Reproduce each line that includes the word "komunita".

------ GIVEN DATA

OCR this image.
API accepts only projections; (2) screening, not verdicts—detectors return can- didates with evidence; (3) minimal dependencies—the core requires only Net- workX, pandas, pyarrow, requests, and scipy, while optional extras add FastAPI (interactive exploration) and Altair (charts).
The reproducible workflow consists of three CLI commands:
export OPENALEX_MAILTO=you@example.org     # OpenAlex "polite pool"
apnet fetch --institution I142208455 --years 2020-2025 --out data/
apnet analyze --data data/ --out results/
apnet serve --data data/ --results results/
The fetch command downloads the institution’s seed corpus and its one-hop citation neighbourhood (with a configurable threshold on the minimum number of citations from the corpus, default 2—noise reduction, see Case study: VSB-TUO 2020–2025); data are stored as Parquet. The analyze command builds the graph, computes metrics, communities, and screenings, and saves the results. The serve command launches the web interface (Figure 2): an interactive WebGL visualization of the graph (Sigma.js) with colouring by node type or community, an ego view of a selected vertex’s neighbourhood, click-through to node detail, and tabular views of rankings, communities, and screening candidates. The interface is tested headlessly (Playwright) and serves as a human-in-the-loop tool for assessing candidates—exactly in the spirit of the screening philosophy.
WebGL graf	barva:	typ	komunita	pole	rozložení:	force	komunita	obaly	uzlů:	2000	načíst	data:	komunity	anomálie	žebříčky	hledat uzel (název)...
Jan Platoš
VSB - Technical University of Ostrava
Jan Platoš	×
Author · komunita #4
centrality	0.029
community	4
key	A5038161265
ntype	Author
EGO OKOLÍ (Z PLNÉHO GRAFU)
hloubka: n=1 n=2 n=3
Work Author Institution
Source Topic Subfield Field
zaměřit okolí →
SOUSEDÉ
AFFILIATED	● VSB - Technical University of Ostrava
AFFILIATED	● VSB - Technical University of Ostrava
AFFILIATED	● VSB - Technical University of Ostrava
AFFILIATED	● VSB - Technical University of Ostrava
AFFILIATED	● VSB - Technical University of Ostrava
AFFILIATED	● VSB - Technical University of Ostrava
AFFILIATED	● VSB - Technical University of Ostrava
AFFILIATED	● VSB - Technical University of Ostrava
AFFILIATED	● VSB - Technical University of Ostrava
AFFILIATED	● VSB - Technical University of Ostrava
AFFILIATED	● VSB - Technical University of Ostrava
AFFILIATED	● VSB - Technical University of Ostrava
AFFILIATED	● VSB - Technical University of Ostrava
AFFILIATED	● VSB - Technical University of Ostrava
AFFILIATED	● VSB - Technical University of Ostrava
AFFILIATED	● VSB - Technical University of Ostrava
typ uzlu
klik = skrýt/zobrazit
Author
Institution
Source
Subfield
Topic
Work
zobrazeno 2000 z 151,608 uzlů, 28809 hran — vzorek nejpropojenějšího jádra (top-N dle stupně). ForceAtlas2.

------------

** RESULT **
WebGL graf	barva:	typ	komunita	pole	rozložení:	force	komunita	obaly	uzlů:	2000	načíst	data:	komunity	anomálie	žebříčky	hledat uzel (název)...
Author · komunita #4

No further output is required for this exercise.